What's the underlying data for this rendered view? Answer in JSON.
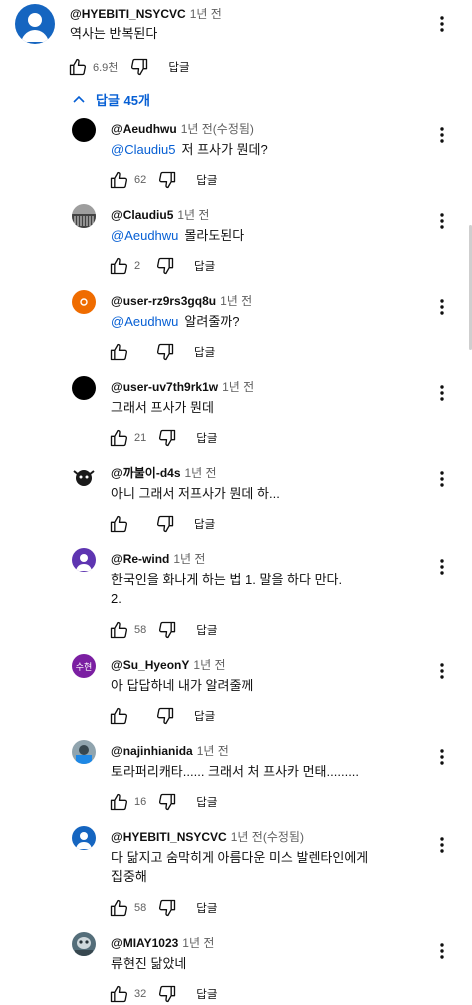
{
  "top_comment": {
    "author": "@HYEBITI_NSYCVC",
    "time": "1년 전",
    "text": "역사는 반복된다",
    "likes": "6.9천",
    "reply_label": "답글"
  },
  "replies_toggle": {
    "label": "답글 45개"
  },
  "replies": [
    {
      "author": "@Aeudhwu",
      "time": "1년 전(수정됨)",
      "mention": "@Claudiu5",
      "text": "저 프사가 뭔데?",
      "likes": "62",
      "reply_label": "답글"
    },
    {
      "author": "@Claudiu5",
      "time": "1년 전",
      "mention": "@Aeudhwu",
      "text": "몰라도된다",
      "likes": "2",
      "reply_label": "답글"
    },
    {
      "author": "@user-rz9rs3gq8u",
      "time": "1년 전",
      "mention": "@Aeudhwu",
      "text": "알려줄까?",
      "likes": "",
      "reply_label": "답글"
    },
    {
      "author": "@user-uv7th9rk1w",
      "time": "1년 전",
      "mention": "",
      "text": "그래서 프사가 뭔데",
      "likes": "21",
      "reply_label": "답글"
    },
    {
      "author": "@까불이-d4s",
      "time": "1년 전",
      "mention": "",
      "text": "아니 그래서 저프사가 뭔데 하...",
      "likes": "",
      "reply_label": "답글"
    },
    {
      "author": "@Re-wind",
      "time": "1년 전",
      "mention": "",
      "text": "한국인을 화나게 하는 법 1. 말을 하다 만다.",
      "text2": "2.",
      "likes": "58",
      "reply_label": "답글"
    },
    {
      "author": "@Su_HyeonY",
      "time": "1년 전",
      "mention": "",
      "text": "아 답답하네 내가 알려줄께",
      "likes": "",
      "reply_label": "답글",
      "avatar_text": "수현"
    },
    {
      "author": "@najinhianida",
      "time": "1년 전",
      "mention": "",
      "text": "토라퍼리캐타...... 크래서 처 프사카 먼태.........",
      "likes": "16",
      "reply_label": "답글"
    },
    {
      "author": "@HYEBITI_NSYCVC",
      "time": "1년 전(수정됨)",
      "mention": "",
      "text": "다 닮지고 숨막히게 아름다운 미스 발렌타인에게",
      "text2": "집중해",
      "likes": "58",
      "reply_label": "답글"
    },
    {
      "author": "@MIAY1023",
      "time": "1년 전",
      "mention": "",
      "text": "류현진 닮았네",
      "likes": "32",
      "reply_label": "답글"
    }
  ],
  "colors": {
    "link": "#065fd4",
    "muted": "#606060",
    "text": "#0f0f0f",
    "avatar_orange": "#ef6c00",
    "avatar_purple_rewind": "#5e35b1",
    "avatar_purple_su": "#7b1fa2"
  }
}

☆ ☆ ☆ ☆ ☆

Reproduce each line word for word and drop the pictures.

Complete answer —
What's the underlying data for this rendered view? Answer in JSON.
{
  "top_comment": {
    "author": "@HYEBITI_NSYCVC",
    "time": "1년 전",
    "text": "역사는 반복된다",
    "likes": "6.9천",
    "reply_label": "답글"
  },
  "replies_toggle": {
    "label": "답글 45개"
  },
  "replies": [
    {
      "author": "@Aeudhwu",
      "time": "1년 전(수정됨)",
      "mention": "@Claudiu5",
      "text": "저 프사가 뭔데?",
      "likes": "62",
      "reply_label": "답글"
    },
    {
      "author": "@Claudiu5",
      "time": "1년 전",
      "mention": "@Aeudhwu",
      "text": "몰라도된다",
      "likes": "2",
      "reply_label": "답글"
    },
    {
      "author": "@user-rz9rs3gq8u",
      "time": "1년 전",
      "mention": "@Aeudhwu",
      "text": "알려줄까?",
      "likes": "",
      "reply_label": "답글"
    },
    {
      "author": "@user-uv7th9rk1w",
      "time": "1년 전",
      "mention": "",
      "text": "그래서 프사가 뭔데",
      "likes": "21",
      "reply_label": "답글"
    },
    {
      "author": "@까불이-d4s",
      "time": "1년 전",
      "mention": "",
      "text": "아니 그래서 저프사가 뭔데 하...",
      "likes": "",
      "reply_label": "답글"
    },
    {
      "author": "@Re-wind",
      "time": "1년 전",
      "mention": "",
      "text": "한국인을 화나게 하는 법 1. 말을 하다 만다.",
      "text2": "2.",
      "likes": "58",
      "reply_label": "답글"
    },
    {
      "author": "@Su_HyeonY",
      "time": "1년 전",
      "mention": "",
      "text": "아 답답하네 내가 알려줄께",
      "likes": "",
      "reply_label": "답글",
      "avatar_text": "수현"
    },
    {
      "author": "@najinhianida",
      "time": "1년 전",
      "mention": "",
      "text": "토라퍼리캐타...... 크래서 처 프사카 먼태.........",
      "likes": "16",
      "reply_label": "답글"
    },
    {
      "author": "@HYEBITI_NSYCVC",
      "time": "1년 전(수정됨)",
      "mention": "",
      "text": "다 닮지고 숨막히게 아름다운 미스 발렌타인에게",
      "text2": "집중해",
      "likes": "58",
      "reply_label": "답글"
    },
    {
      "author": "@MIAY1023",
      "time": "1년 전",
      "mention": "",
      "text": "류현진 닮았네",
      "likes": "32",
      "reply_label": "답글"
    }
  ],
  "colors": {
    "link": "#065fd4",
    "muted": "#606060",
    "text": "#0f0f0f",
    "avatar_orange": "#ef6c00",
    "avatar_purple_rewind": "#5e35b1",
    "avatar_purple_su": "#7b1fa2"
  }
}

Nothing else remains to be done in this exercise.